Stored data
------------

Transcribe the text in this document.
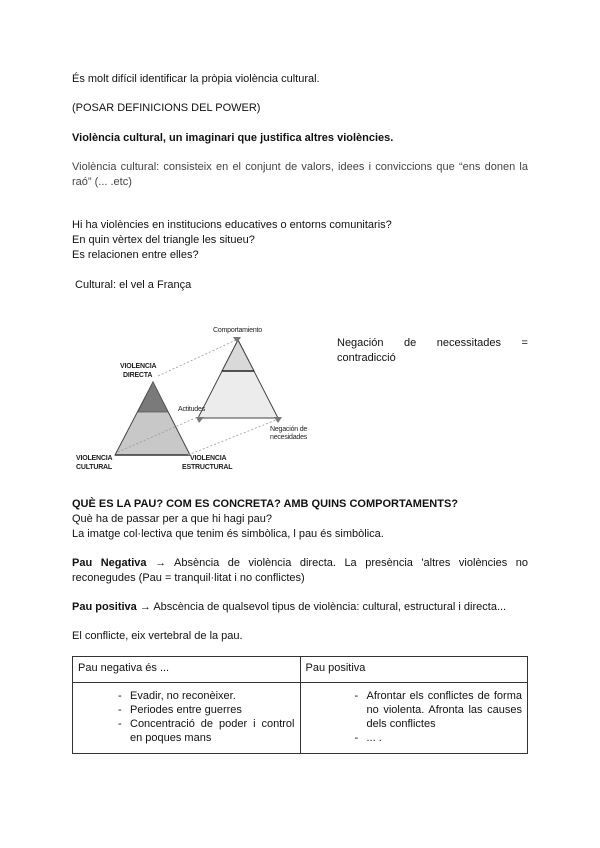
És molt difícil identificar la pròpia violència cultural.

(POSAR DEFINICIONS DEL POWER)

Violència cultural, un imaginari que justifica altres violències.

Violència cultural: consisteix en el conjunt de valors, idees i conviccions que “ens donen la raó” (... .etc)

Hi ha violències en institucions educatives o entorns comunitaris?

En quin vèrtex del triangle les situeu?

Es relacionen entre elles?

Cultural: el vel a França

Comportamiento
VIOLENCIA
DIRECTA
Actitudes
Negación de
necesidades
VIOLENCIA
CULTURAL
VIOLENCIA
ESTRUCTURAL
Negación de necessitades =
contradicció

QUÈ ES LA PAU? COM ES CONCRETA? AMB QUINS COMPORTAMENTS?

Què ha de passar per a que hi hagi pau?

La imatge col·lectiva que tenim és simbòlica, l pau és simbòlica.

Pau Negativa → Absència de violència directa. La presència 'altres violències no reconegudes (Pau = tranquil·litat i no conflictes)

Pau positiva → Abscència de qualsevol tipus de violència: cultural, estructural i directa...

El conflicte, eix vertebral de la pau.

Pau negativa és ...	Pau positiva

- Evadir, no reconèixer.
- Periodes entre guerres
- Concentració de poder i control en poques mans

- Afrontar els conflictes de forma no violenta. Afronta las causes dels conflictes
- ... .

------------

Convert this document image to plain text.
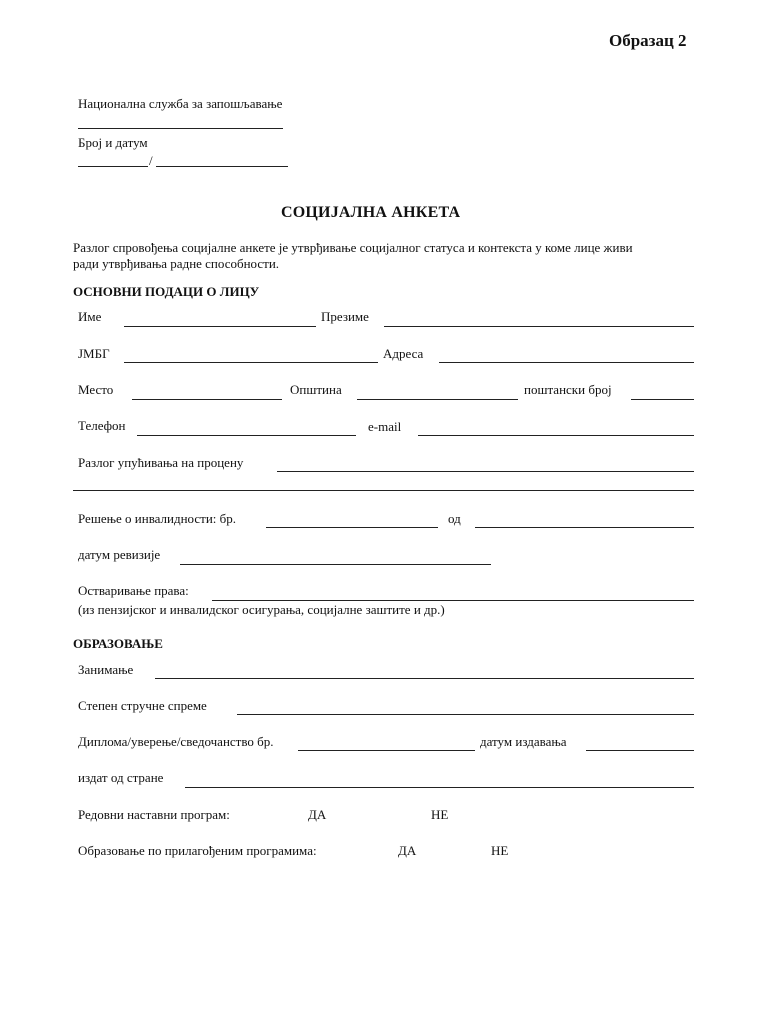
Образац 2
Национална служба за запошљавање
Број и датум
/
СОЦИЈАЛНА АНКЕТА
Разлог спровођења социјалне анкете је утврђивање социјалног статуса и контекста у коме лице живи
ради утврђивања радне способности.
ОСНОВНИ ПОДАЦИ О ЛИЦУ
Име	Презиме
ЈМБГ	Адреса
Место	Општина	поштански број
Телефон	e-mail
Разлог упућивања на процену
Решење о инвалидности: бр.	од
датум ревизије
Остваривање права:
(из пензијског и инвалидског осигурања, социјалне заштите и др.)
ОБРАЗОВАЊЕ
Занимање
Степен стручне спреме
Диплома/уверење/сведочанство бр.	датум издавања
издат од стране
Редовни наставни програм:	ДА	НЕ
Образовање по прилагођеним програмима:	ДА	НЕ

------------

■ WRITTEN EXERCISE ■
Copy out each line in the preceding records that contains "altres".

■ PROBLEM SOLUTION ■
Violència cultural, un imaginari que justifica altres violències.
Pau Negativa → Absència de violència directa. La presència 'altres violències no reconegudes (Pau = tranquil·litat i no conflictes)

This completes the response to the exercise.